• TASKS TO CARRY OUT:
[1] Can you reproduce, character for character, the stretch of the data-model refactor commit from "diff --git a/iscc_sct/code_semantic_text.py" through "chunk (default 127)."?
[2] How does the data-model refactor commit go on after its last line? Write the next part of it.

• SELECTED TEXT:
##############################

Refactor data model

iscc · Aug 13, 2024 · 8d33ec4 · 8d33ec4
1 parent bc13e76
commit 8d33ec4
Show file tree

Hide file tree

Showing 8 changed files with 221 additions and 159 deletions.
diff --git a/README.md b/README.md
@@ -75,10 +75,21 @@ poet For granular (per chunk) feature outputs:
   "characters": 77,
   "features": [
     {
-      "feature": "XZjeSfdyVi0",
-      "offset": 0,
-      "size": 77,
-      "text": "This is some sample text. It can be a longer document or even an entire book."
+      "maintype": "semantic",
+      "subtype": "text",
+      "version": 0,
+      "simprints": [
+        "XZjeSfdyVi0"
+      ],
+      "offsets": [
+        0
+      ],
+      "sizes": [
+        77
+      ],
+      "contents": [
+        "This is some sample text. It can be a longer document or even an entire book."
+      ]
     }
   ]
 }

diff --git a/iscc_sct/code_semantic_text.py b/iscc_sct/code_semantic_text.py
@@ -104,40 +104,48 @@ def gen_text_code_semantic(text, **options):
     :key max_tokens (int): Max tokens per chunk (default 127).
     :key overlap (int): Max tokens allowed to overlap between chunks (default 48).
     :key trim (int): Trim whitespace from chunks (default False).
-    :return: Dict with ISCC processing results
+    :return: Dict with ISCC processing results (using Index-Format for granular features)
     """
 
     if not text:
         raise ValueError("Input text cannot be empty.")
 
     opts = sct.sct_opts.override(options)
 
-    result = {"iscc": None}  # Initialize first so `iscc` key is first in dict
+    result = {"iscc": None}  # Initialize first so `iscc` key is "first" in dict
 
     if opts.characters:
         result["characters"] = len(text)
 
     # Text splitting
     splits = split_text(text, **opts.model_dump())
     offsets, chunks = [list(item) for item in zip(*splits)]
-    if opts.chunks:
-        result["chunks"] = chunks
-    if opts.offsets:
-        result["offsets"] = offsets
-    if opts.sizes:
-        result["sizes"] = [len(chunk) for chunk in chunks]
 
     # Chunk embedding
     with sct.timer("EMBEDDING time"):
         embeddings = embed_chunks(chunks)
-    if opts.features:
-        feature_digests = [binarize(vec)[: opts.bits_granular // 8] for vec in embeddings]
-        result["features"] = [sct.encode_base64(digest) for digest in feature_digests]
 
     # Create global document embedding
     embedding = mean_pooling(embeddings)
-    if opts.embedding:
-        result["embedding"] = compress(embedding, opts.precision)
+
+    if any([opts.simprints, opts.offsets, opts.sizes, opts.contents, opts.embedding]):
+        feature_set = {
+            "maintype": "semantic",
+            "subtype": "text",
+            "version": 0,
+        }
+        if opts.embedding:
+            feature_set["embedding"] = compress(embedding, opts.precision)

##############################

• RECORDS PROVIDED:
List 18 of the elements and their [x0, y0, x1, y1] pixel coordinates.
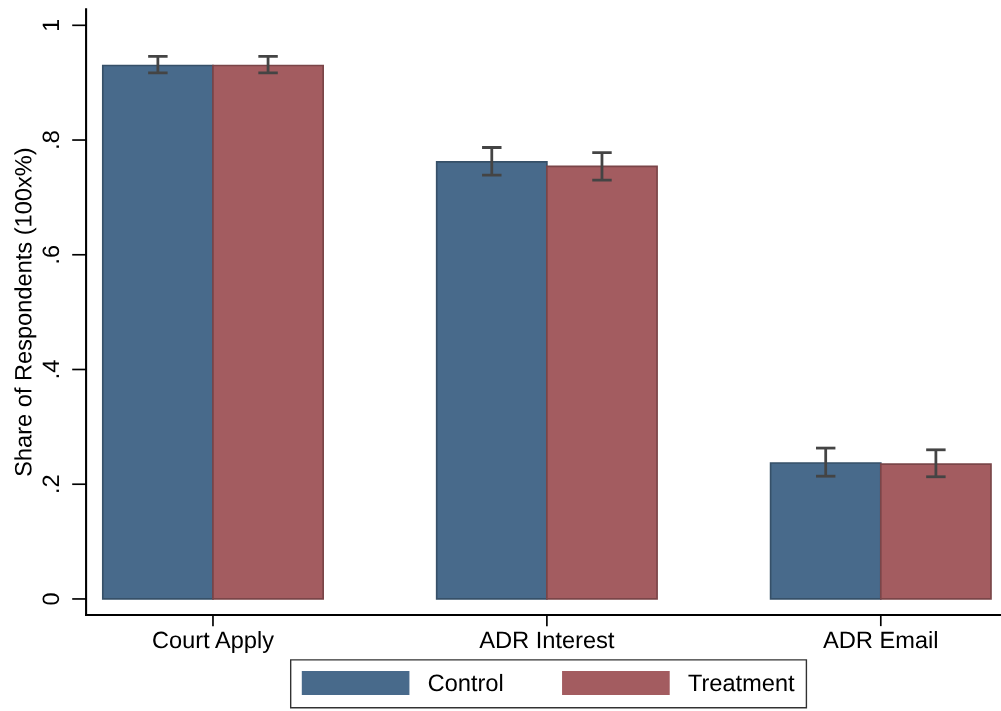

##############################

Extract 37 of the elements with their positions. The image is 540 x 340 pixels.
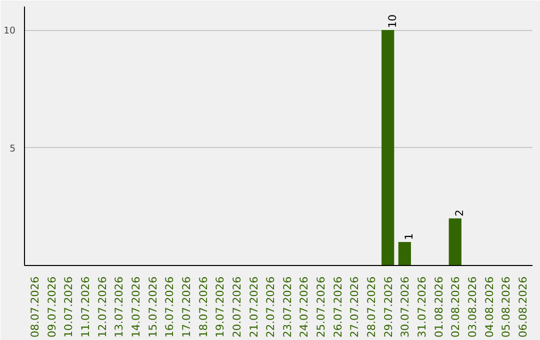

##############################

• ANSWERS:
[1]
diff --git a/iscc_sct/code_semantic_text.py b/iscc_sct/code_semantic_text.py
@@ -104,40 +104,48 @@ def gen_text_code_semantic(text, **options):
     :key max_tokens (int): Max tokens per chunk (default 127).

[2]
+        if opts.simprints:
+            feature_digests = [binarize(vec)[: opts.bits_granular // 8] for vec in embeddings]
+            feature_set["simprints"] = [sct.encode_base64(digest) for digest in feature_digests]
+        if opts.offsets:
+            feature_set["offsets"] = offsets
+        if opts.sizes:
+            feature_set["sizes"] = [len(chunk) for chunk in chunks]
+        if opts.contents:
+            feature_set["contents"] = chunks
+        result["features"] = [feature_set]
 
     # Encode global document embedding
     length = BIT_LEN_MAP[opts.bits]

diff --git a/iscc_sct/main.py b/iscc_sct/main.py
@@ -1,4 +1,4 @@
-from iscc_sct.models import SctMeta
+from iscc_sct.models import Metadata
 from iscc_sct.code_semantic_text import gen_text_code_semantic
 from iscc_sct.options import sct_opts
 
@@ -21,11 +21,11 @@ def create(text, granular=False, **options):
     """
 
     # Override global options with individual options derived from `granular` parameter
-    granular = dict(features=True, offsets=True, sizes=True, chunks=True) if granular else {}
+    granular = dict(simprints=True, offsets=True, sizes=True, contents=True) if granular else {}
     opts = sct_opts.override(granular)
 
     # Override local options with individual options form additional keyword arguments
     opts = opts.override(options)
 
     data = gen_text_code_semantic(text, **opts.model_dump())
-    return SctMeta.from_dict(data)
+    return Metadata(**data)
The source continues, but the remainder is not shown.